◆ Prompt ◆
Below are records to repeat exactly. Omit the pictures from the copy.

Stored data entries
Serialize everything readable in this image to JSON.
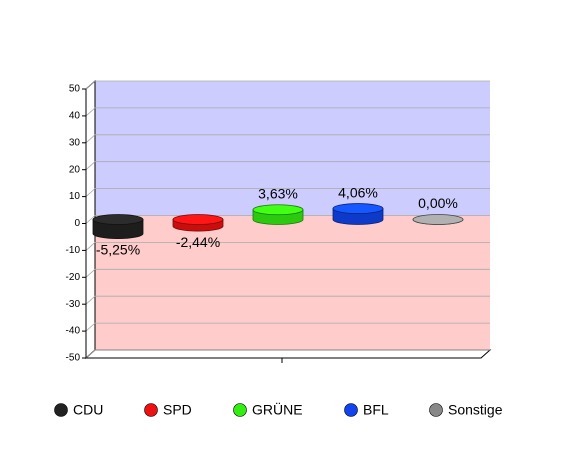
{
  "chart_data": {
    "type": "cylinder-bar",
    "categories": [
      null
    ],
    "series": [
      {
        "name": "CDU",
        "color": "#222222",
        "values": [
          -5.25
        ],
        "value_labels": [
          "-5,25%"
        ]
      },
      {
        "name": "SPD",
        "color": "#ee1111",
        "values": [
          -2.44
        ],
        "value_labels": [
          "-2,44%"
        ]
      },
      {
        "name": "GRÜNE",
        "color": "#33ee11",
        "values": [
          3.63
        ],
        "value_labels": [
          "3,63%"
        ]
      },
      {
        "name": "BFL",
        "color": "#1144ee",
        "values": [
          4.06
        ],
        "value_labels": [
          "4,06%"
        ]
      },
      {
        "name": "Sonstige",
        "color": "#888888",
        "values": [
          0.0
        ],
        "value_labels": [
          "0,00%"
        ]
      }
    ],
    "ylim": [
      -50,
      50
    ],
    "yticks": [
      -50,
      -40,
      -30,
      -20,
      -10,
      0,
      10,
      20,
      30,
      40,
      50
    ],
    "grid": true,
    "legend": "bottom"
  }
}
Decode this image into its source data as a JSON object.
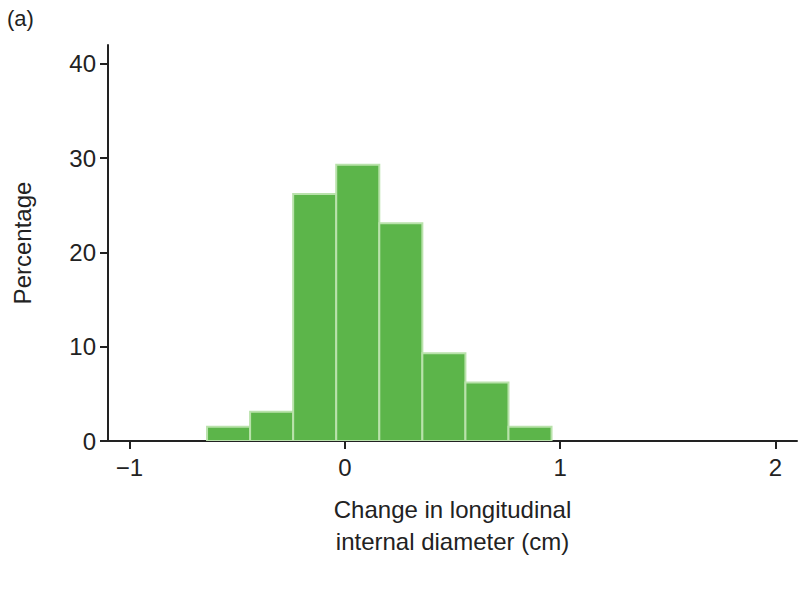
{
  "chart_data": {
    "type": "histogram",
    "title": "(a)",
    "x_label": "Change in longitudinal\ninternal diameter (cm)",
    "y_label": "Percentage",
    "bins": [
      -0.64,
      -0.44,
      -0.24,
      -0.04,
      0.16,
      0.36,
      0.56,
      0.76,
      0.96
    ],
    "values": [
      1.5,
      3.1,
      26.2,
      29.3,
      23.1,
      9.3,
      6.2,
      1.5
    ],
    "color": "#5cb54a",
    "xlim": [
      -1.1,
      2.1
    ],
    "xticks": [
      {
        "value": -1,
        "label": "−1"
      },
      0,
      1,
      2
    ],
    "ylim": [
      0,
      42
    ],
    "yticks": [
      0,
      10,
      20,
      30,
      40
    ],
    "grid": false
  }
}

◆ Output for this exercise ◆
Serialize everything readable in this image to JSON.
{
  "chart_data": {
    "type": "cylinder-bar",
    "categories": [
      null
    ],
    "series": [
      {
        "name": "CDU",
        "color": "#222222",
        "values": [
          -5.25
        ],
        "value_labels": [
          "-5,25%"
        ]
      },
      {
        "name": "SPD",
        "color": "#ee1111",
        "values": [
          -2.44
        ],
        "value_labels": [
          "-2,44%"
        ]
      },
      {
        "name": "GRÜNE",
        "color": "#33ee11",
        "values": [
          3.63
        ],
        "value_labels": [
          "3,63%"
        ]
      },
      {
        "name": "BFL",
        "color": "#1144ee",
        "values": [
          4.06
        ],
        "value_labels": [
          "4,06%"
        ]
      },
      {
        "name": "Sonstige",
        "color": "#888888",
        "values": [
          0.0
        ],
        "value_labels": [
          "0,00%"
        ]
      }
    ],
    "ylim": [
      -50,
      50
    ],
    "yticks": [
      -50,
      -40,
      -30,
      -20,
      -10,
      0,
      10,
      20,
      30,
      40,
      50
    ],
    "grid": true,
    "legend": "bottom"
  }
}
Decode this image into its source data as a JSON object.
{
  "chart_data": {
    "type": "histogram",
    "title": "(a)",
    "x_label": "Change in longitudinal\ninternal diameter (cm)",
    "y_label": "Percentage",
    "bins": [
      -0.64,
      -0.44,
      -0.24,
      -0.04,
      0.16,
      0.36,
      0.56,
      0.76,
      0.96
    ],
    "values": [
      1.5,
      3.1,
      26.2,
      29.3,
      23.1,
      9.3,
      6.2,
      1.5
    ],
    "color": "#5cb54a",
    "xlim": [
      -1.1,
      2.1
    ],
    "xticks": [
      {
        "value": -1,
        "label": "−1"
      },
      0,
      1,
      2
    ],
    "ylim": [
      0,
      42
    ],
    "yticks": [
      0,
      10,
      20,
      30,
      40
    ],
    "grid": false
  }
}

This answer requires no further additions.